* TASK GOAL *
Transcribe the lines below verbatim, skipping the images.

* RECORDS FOR THIS EXERCISE *

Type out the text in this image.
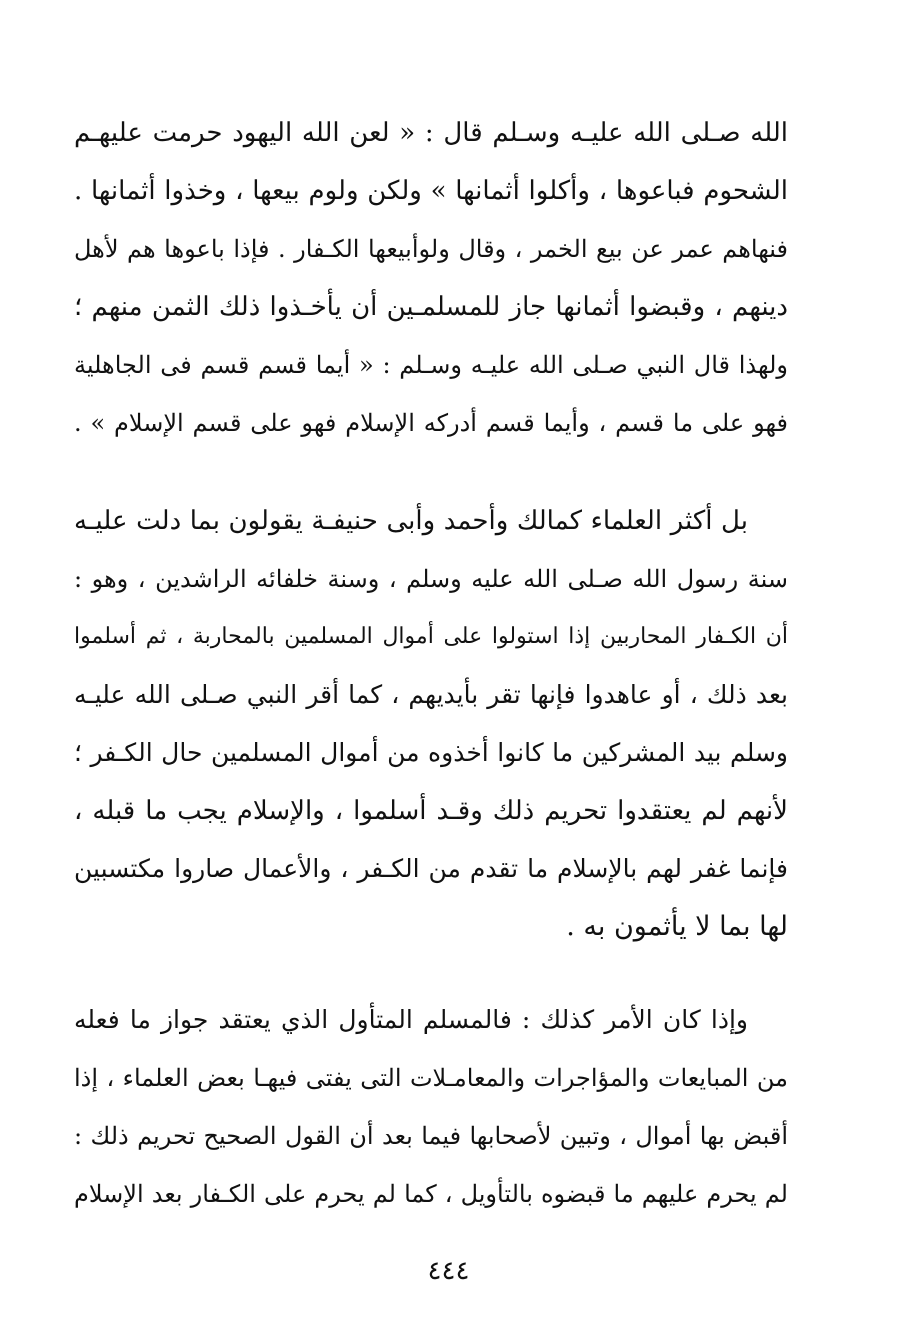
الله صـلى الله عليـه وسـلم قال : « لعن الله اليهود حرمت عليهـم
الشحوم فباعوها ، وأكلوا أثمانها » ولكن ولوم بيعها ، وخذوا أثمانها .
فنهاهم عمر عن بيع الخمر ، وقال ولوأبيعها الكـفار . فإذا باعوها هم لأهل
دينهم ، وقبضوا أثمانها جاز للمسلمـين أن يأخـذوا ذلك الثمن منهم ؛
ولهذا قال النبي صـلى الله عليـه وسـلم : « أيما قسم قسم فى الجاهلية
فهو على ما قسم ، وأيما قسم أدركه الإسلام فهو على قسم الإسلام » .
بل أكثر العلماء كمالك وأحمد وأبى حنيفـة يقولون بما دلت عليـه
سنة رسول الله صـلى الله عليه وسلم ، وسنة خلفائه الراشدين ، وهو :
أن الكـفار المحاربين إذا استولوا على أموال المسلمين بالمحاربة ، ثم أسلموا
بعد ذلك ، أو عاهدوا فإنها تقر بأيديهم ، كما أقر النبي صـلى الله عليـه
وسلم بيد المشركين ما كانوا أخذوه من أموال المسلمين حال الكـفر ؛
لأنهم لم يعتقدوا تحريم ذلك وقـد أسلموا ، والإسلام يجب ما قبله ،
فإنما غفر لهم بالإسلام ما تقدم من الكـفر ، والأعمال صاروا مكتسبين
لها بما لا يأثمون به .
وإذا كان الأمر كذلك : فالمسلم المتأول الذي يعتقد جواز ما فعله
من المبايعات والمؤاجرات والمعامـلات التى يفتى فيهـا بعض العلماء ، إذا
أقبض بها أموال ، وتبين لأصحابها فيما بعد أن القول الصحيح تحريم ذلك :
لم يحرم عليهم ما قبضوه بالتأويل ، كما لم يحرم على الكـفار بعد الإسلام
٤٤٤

* EXERCISE SOLUTION *
Type out the text in this image.
الله صـلى الله عليـه وسـلم قال : « لعن الله اليهود حرمت عليهـم
الشحوم فباعوها ، وأكلوا أثمانها » ولكن ولوم بيعها ، وخذوا أثمانها .
فنهاهم عمر عن بيع الخمر ، وقال ولوأبيعها الكـفار . فإذا باعوها هم لأهل
دينهم ، وقبضوا أثمانها جاز للمسلمـين أن يأخـذوا ذلك الثمن منهم ؛
ولهذا قال النبي صـلى الله عليـه وسـلم : « أيما قسم قسم فى الجاهلية
فهو على ما قسم ، وأيما قسم أدركه الإسلام فهو على قسم الإسلام » .
بل أكثر العلماء كمالك وأحمد وأبى حنيفـة يقولون بما دلت عليـه
سنة رسول الله صـلى الله عليه وسلم ، وسنة خلفائه الراشدين ، وهو :
أن الكـفار المحاربين إذا استولوا على أموال المسلمين بالمحاربة ، ثم أسلموا
بعد ذلك ، أو عاهدوا فإنها تقر بأيديهم ، كما أقر النبي صـلى الله عليـه
وسلم بيد المشركين ما كانوا أخذوه من أموال المسلمين حال الكـفر ؛
لأنهم لم يعتقدوا تحريم ذلك وقـد أسلموا ، والإسلام يجب ما قبله ،
فإنما غفر لهم بالإسلام ما تقدم من الكـفر ، والأعمال صاروا مكتسبين
لها بما لا يأثمون به .
وإذا كان الأمر كذلك : فالمسلم المتأول الذي يعتقد جواز ما فعله
من المبايعات والمؤاجرات والمعامـلات التى يفتى فيهـا بعض العلماء ، إذا
أقبض بها أموال ، وتبين لأصحابها فيما بعد أن القول الصحيح تحريم ذلك :
لم يحرم عليهم ما قبضوه بالتأويل ، كما لم يحرم على الكـفار بعد الإسلام
٤٤٤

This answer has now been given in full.